YOUR OBJECTIVE: Identify each line below containing the string "method" and copy it.

>> start RECORDS FOR THE TASK

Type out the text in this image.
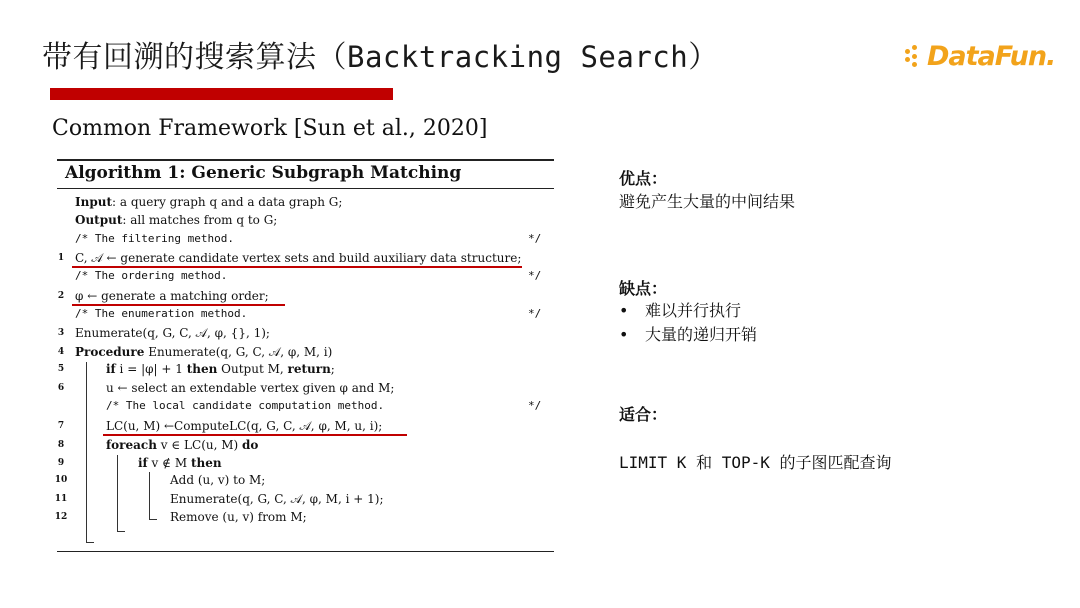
带有回溯的搜索算法（Backtracking Search）	DataFun.
Common Framework [Sun et al., 2020]
Algorithm 1: Generic Subgraph Matching
Input: a query graph q and a data graph G;
Output: all matches from q to G;
/* The filtering method.	*/
1 C, 𝒜 ← generate candidate vertex sets and build auxiliary data structure;
/* The ordering method.	*/
2 φ ← generate a matching order;
/* The enumeration method.	*/
3 Enumerate(q, G, C, 𝒜, φ, {}, 1);
4 Procedure Enumerate(q, G, C, 𝒜, φ, M, i)
5	if i = |φ| + 1 then Output M, return;
6	u ← select an extendable vertex given φ and M;
/* The local candidate computation method.	*/
7	LC(u, M) ←ComputeLC(q, G, C, 𝒜, φ, M, u, i);
8	foreach v ∈ LC(u, M) do
9	if v ∉ M then
10	Add (u, v) to M;
11	Enumerate(q, G, C, 𝒜, φ, M, i + 1);
12	Remove (u, v) from M;
优点：
避免产生大量的中间结果
缺点：
• 难以并行执行
• 大量的递归开销
适合：
LIMIT K 和 TOP-K 的子图匹配查询
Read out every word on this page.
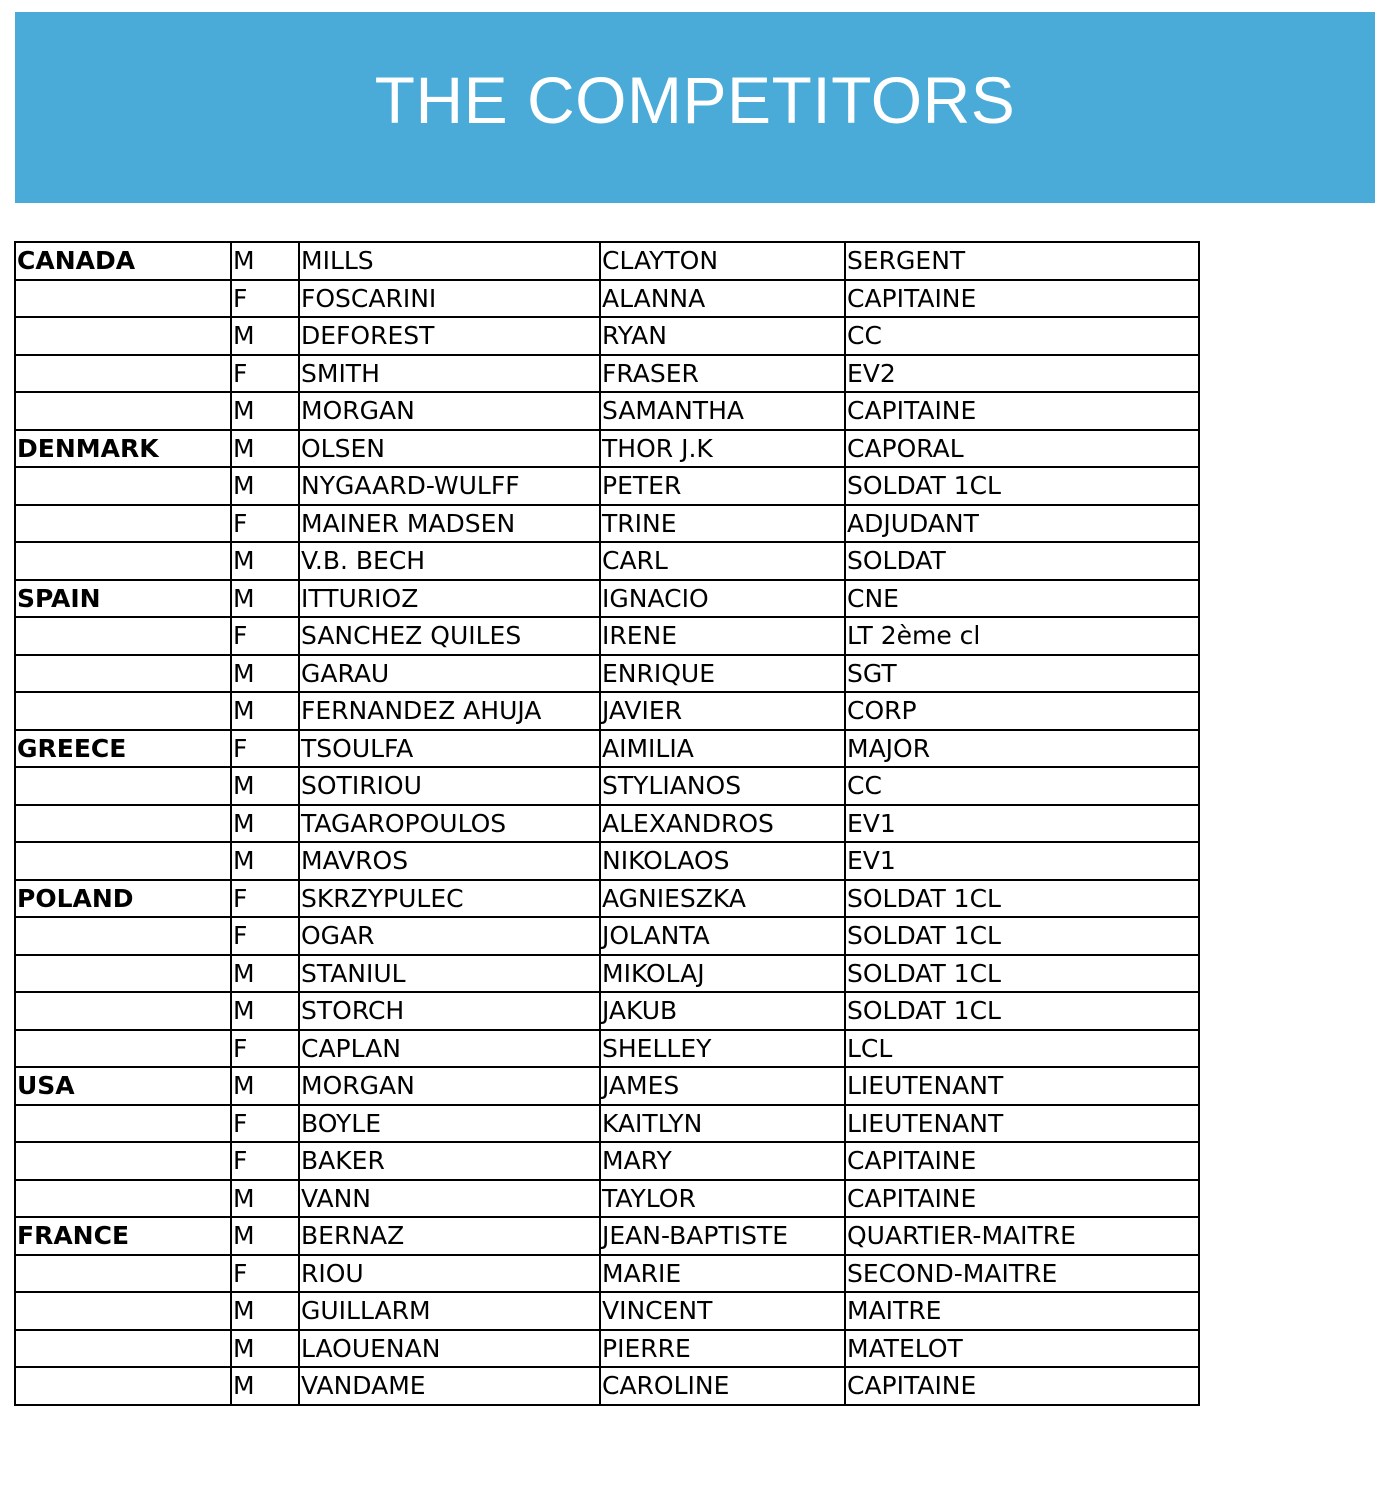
THE COMPETITORS
CANADA	M	MILLS	CLAYTON	SERGENT
	F	FOSCARINI	ALANNA	CAPITAINE
	M	DEFOREST	RYAN	CC
	F	SMITH	FRASER	EV2
	M	MORGAN	SAMANTHA	CAPITAINE
DENMARK	M	OLSEN	THOR J.K	CAPORAL
	M	NYGAARD-WULFF	PETER	SOLDAT 1CL
	F	MAINER MADSEN	TRINE	ADJUDANT
	M	V.B. BECH	CARL	SOLDAT
SPAIN	M	ITTURIOZ	IGNACIO	CNE
	F	SANCHEZ QUILES	IRENE	LT 2ème cl
	M	GARAU	ENRIQUE	SGT
	M	FERNANDEZ AHUJA	JAVIER	CORP
GREECE	F	TSOULFA	AIMILIA	MAJOR
	M	SOTIRIOU	STYLIANOS	CC
	M	TAGAROPOULOS	ALEXANDROS	EV1
	M	MAVROS	NIKOLAOS	EV1
POLAND	F	SKRZYPULEC	AGNIESZKA	SOLDAT 1CL
	F	OGAR	JOLANTA	SOLDAT 1CL
	M	STANIUL	MIKOLAJ	SOLDAT 1CL
	M	STORCH	JAKUB	SOLDAT 1CL
	F	CAPLAN	SHELLEY	LCL
USA	M	MORGAN	JAMES	LIEUTENANT
	F	BOYLE	KAITLYN	LIEUTENANT
	F	BAKER	MARY	CAPITAINE
	M	VANN	TAYLOR	CAPITAINE
FRANCE	M	BERNAZ	JEAN-BAPTISTE	QUARTIER-MAITRE
	F	RIOU	MARIE	SECOND-MAITRE
	M	GUILLARM	VINCENT	MAITRE
	M	LAOUENAN	PIERRE	MATELOT
	M	VANDAME	CAROLINE	CAPITAINE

>> end RECORDS FOR THE TASK

ANSWER TO THE PROBLEM:
/* The filtering method.	*/
/* The ordering method.	*/
/* The enumeration method.	*/
/* The local candidate computation method.	*/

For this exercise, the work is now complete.